====== GIVEN ENTRIES
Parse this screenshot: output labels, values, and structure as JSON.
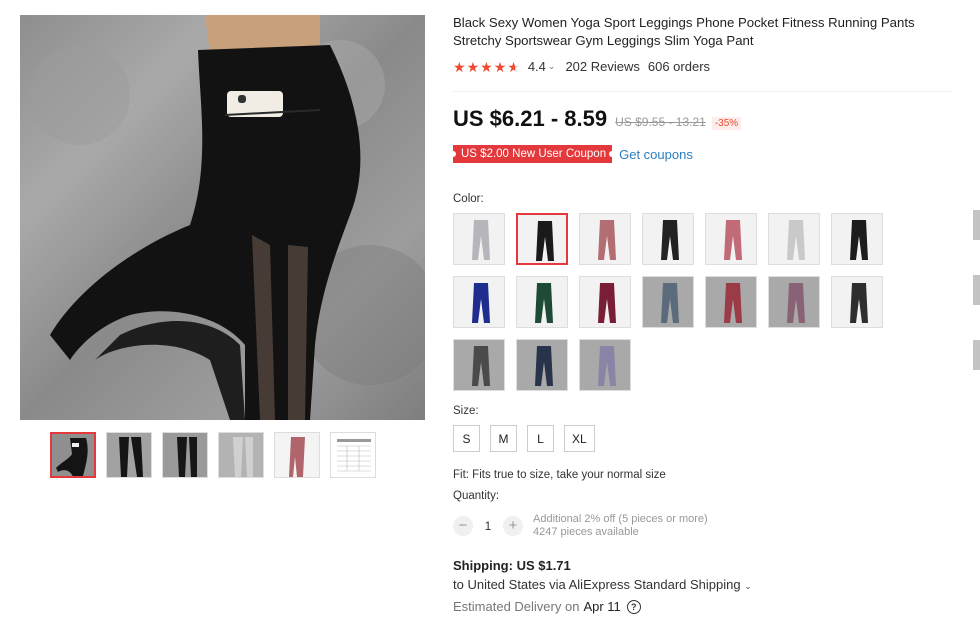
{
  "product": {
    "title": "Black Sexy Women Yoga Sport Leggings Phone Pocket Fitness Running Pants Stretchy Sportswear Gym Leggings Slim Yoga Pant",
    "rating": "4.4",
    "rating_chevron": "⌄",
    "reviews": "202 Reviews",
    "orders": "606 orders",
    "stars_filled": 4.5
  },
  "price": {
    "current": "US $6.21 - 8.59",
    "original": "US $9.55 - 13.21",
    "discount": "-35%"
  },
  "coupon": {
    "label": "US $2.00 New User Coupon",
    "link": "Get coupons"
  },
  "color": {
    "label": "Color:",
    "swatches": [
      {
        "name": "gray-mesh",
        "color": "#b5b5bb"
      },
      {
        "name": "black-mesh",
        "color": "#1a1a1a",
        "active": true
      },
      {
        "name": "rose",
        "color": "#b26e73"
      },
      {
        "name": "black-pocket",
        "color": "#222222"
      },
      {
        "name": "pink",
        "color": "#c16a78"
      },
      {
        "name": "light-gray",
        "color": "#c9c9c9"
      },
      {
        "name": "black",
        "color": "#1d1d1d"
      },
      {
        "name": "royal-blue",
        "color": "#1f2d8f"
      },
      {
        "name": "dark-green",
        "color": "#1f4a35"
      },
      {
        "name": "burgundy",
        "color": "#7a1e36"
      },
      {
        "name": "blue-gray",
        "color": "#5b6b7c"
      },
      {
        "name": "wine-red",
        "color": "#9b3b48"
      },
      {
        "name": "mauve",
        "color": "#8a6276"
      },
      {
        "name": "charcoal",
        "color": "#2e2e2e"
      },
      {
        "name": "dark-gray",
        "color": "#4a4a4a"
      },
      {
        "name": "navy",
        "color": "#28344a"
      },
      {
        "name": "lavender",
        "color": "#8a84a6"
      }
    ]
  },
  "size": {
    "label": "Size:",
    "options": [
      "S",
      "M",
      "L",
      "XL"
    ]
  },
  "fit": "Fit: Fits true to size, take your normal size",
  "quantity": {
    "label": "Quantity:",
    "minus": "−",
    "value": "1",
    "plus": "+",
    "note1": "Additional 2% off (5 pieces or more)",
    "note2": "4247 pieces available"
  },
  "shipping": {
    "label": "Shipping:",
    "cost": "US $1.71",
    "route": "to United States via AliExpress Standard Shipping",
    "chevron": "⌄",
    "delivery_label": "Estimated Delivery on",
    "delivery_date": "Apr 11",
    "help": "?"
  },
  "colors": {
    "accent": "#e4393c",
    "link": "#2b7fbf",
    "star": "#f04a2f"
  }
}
============
====== GIVEN ENTRIES
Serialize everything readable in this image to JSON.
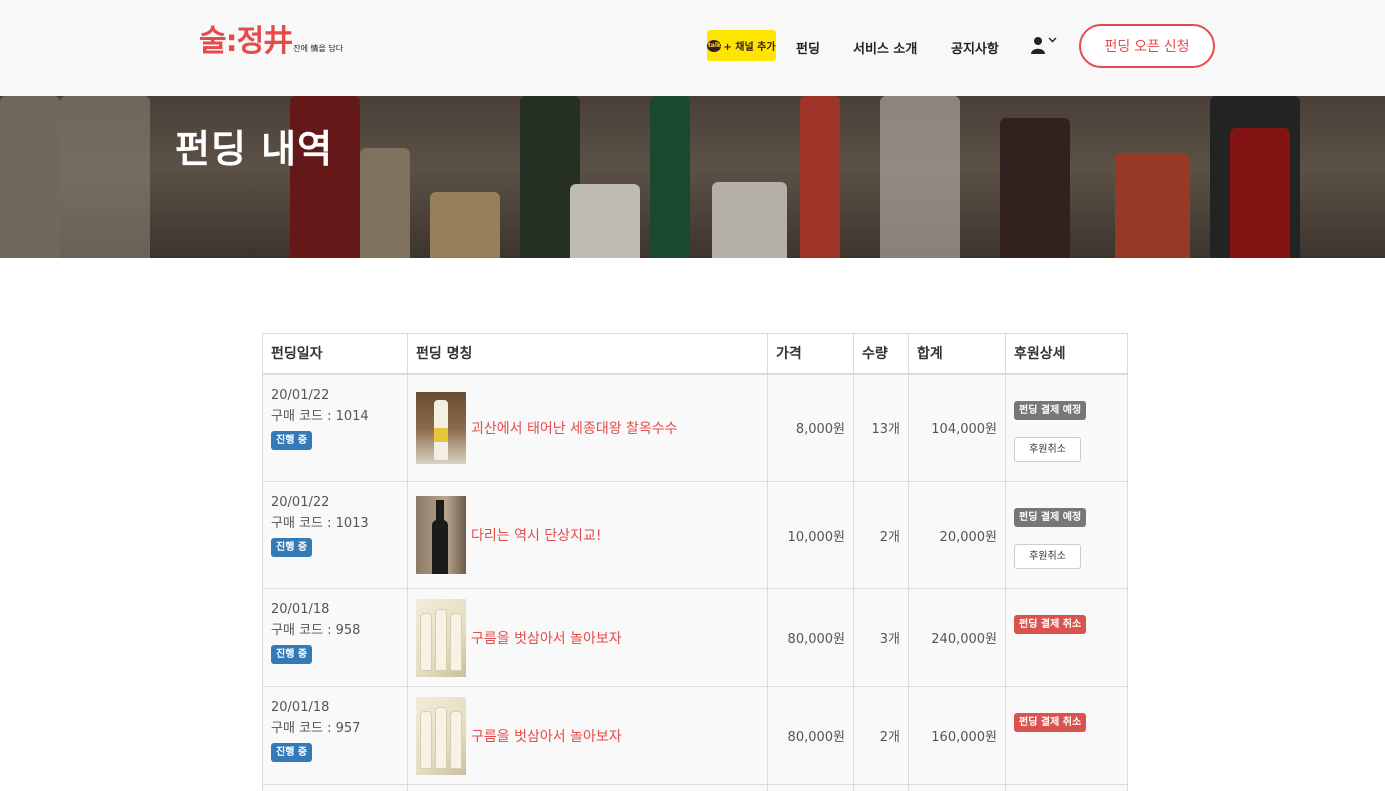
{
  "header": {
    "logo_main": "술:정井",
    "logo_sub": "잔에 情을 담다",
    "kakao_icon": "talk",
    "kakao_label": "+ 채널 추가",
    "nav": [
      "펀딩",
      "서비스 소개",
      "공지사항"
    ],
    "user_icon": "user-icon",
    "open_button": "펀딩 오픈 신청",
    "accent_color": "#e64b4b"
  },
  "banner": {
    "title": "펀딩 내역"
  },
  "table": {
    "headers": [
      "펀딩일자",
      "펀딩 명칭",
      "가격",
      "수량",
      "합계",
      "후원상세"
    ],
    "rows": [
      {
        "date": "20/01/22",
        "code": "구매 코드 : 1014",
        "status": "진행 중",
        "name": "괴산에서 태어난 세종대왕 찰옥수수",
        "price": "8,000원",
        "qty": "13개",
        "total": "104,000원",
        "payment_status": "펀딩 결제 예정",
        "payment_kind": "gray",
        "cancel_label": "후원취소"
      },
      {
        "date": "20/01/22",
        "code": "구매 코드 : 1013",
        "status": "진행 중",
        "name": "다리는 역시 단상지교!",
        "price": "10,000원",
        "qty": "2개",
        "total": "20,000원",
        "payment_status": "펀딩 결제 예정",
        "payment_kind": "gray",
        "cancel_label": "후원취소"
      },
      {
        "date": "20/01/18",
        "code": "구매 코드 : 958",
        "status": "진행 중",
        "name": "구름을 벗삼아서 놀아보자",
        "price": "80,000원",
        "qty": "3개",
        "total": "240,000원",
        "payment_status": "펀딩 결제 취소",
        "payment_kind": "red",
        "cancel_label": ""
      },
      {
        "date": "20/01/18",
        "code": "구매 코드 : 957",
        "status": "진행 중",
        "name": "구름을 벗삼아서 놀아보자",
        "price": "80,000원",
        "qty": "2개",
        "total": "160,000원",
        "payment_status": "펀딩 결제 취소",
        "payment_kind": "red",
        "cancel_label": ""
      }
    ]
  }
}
============
How many of the lines above include the string "this"? Reply with the number by itself.

2